> Directive:
Omit every picture, then give all the entries again exactly.

Stored entries:
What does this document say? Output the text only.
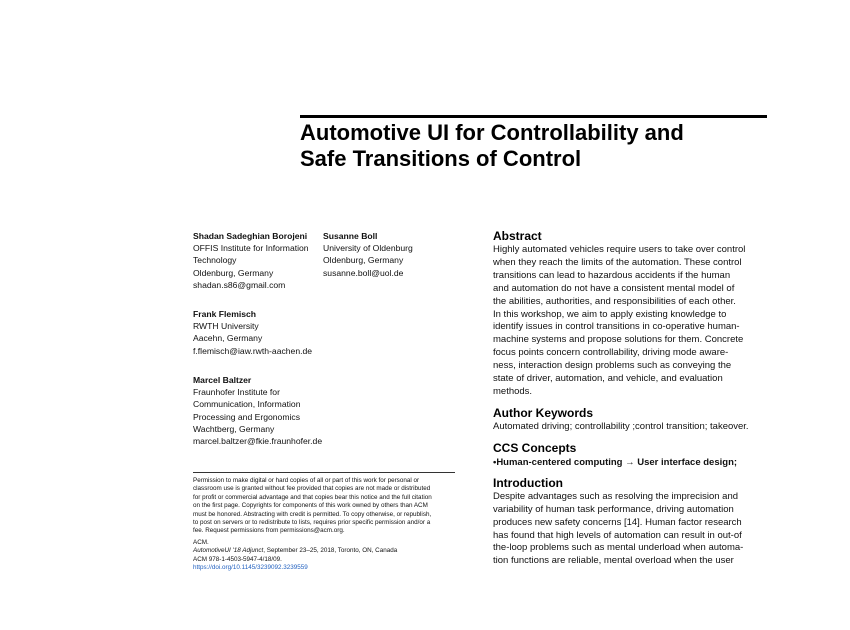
Automotive UI for Controllability and
Safe Transitions of Control
Shadan Sadeghian Borojeni
OFFIS Institute for Information
Technology
Oldenburg, Germany
shadan.s86@gmail.com
Susanne Boll
University of Oldenburg
Oldenburg, Germany
susanne.boll@uol.de
Frank Flemisch
RWTH University
Aacehn, Germany
f.flemisch@iaw.rwth-aachen.de
Marcel Baltzer
Fraunhofer Institute for
Communication, Information
Processing and Ergonomics
Wachtberg, Germany
marcel.baltzer@fkie.fraunhofer.de
Permission to make digital or hard copies of all or part of this work for personal or
classroom use is granted without fee provided that copies are not made or distributed
for profit or commercial advantage and that copies bear this notice and the full citation
on the first page. Copyrights for components of this work owned by others than ACM
must be honored. Abstracting with credit is permitted. To copy otherwise, or republish,
to post on servers or to redistribute to lists, requires prior specific permission and/or a
fee. Request permissions from permissions@acm.org.
ACM.
AutomotiveUI '18 Adjunct, September 23–25, 2018, Toronto, ON, Canada
ACM 978-1-4503-5947-4/18/09.
https://doi.org/10.1145/3239092.3239559
Abstract
Highly automated vehicles require users to take over control
when they reach the limits of the automation. These control
transitions can lead to hazardous accidents if the human
and automation do not have a consistent mental model of
the abilities, authorities, and responsibilities of each other.
In this workshop, we aim to apply existing knowledge to
identify issues in control transitions in co-operative human-
machine systems and propose solutions for them. Concrete
focus points concern controllability, driving mode aware-
ness, interaction design problems such as conveying the
state of driver, automation, and vehicle, and evaluation
methods.
Author Keywords
Automated driving; controllability ;control transition; takeover.
CCS Concepts
•Human-centered computing → User interface design;
Introduction
Despite advantages such as resolving the imprecision and
variability of human task performance, driving automation
produces new safety concerns [14]. Human factor research
has found that high levels of automation can result in out-of
the-loop problems such as mental underload when automa-
tion functions are reliable, mental overload when the user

> Answer for this exercise:
What does this document say? Output the text only.
Automotive UI for Controllability and
Safe Transitions of Control
Shadan Sadeghian Borojeni
OFFIS Institute for Information
Technology
Oldenburg, Germany
shadan.s86@gmail.com
Susanne Boll
University of Oldenburg
Oldenburg, Germany
susanne.boll@uol.de
Frank Flemisch
RWTH University
Aacehn, Germany
f.flemisch@iaw.rwth-aachen.de
Marcel Baltzer
Fraunhofer Institute for
Communication, Information
Processing and Ergonomics
Wachtberg, Germany
marcel.baltzer@fkie.fraunhofer.de
Permission to make digital or hard copies of all or part of this work for personal or
classroom use is granted without fee provided that copies are not made or distributed
for profit or commercial advantage and that copies bear this notice and the full citation
on the first page. Copyrights for components of this work owned by others than ACM
must be honored. Abstracting with credit is permitted. To copy otherwise, or republish,
to post on servers or to redistribute to lists, requires prior specific permission and/or a
fee. Request permissions from permissions@acm.org.
ACM.
AutomotiveUI '18 Adjunct, September 23–25, 2018, Toronto, ON, Canada
ACM 978-1-4503-5947-4/18/09.
https://doi.org/10.1145/3239092.3239559
Abstract
Highly automated vehicles require users to take over control
when they reach the limits of the automation. These control
transitions can lead to hazardous accidents if the human
and automation do not have a consistent mental model of
the abilities, authorities, and responsibilities of each other.
In this workshop, we aim to apply existing knowledge to
identify issues in control transitions in co-operative human-
machine systems and propose solutions for them. Concrete
focus points concern controllability, driving mode aware-
ness, interaction design problems such as conveying the
state of driver, automation, and vehicle, and evaluation
methods.
Author Keywords
Automated driving; controllability ;control transition; takeover.
CCS Concepts
•Human-centered computing → User interface design;
Introduction
Despite advantages such as resolving the imprecision and
variability of human task performance, driving automation
produces new safety concerns [14]. Human factor research
has found that high levels of automation can result in out-of
the-loop problems such as mental underload when automa-
tion functions are reliable, mental overload when the user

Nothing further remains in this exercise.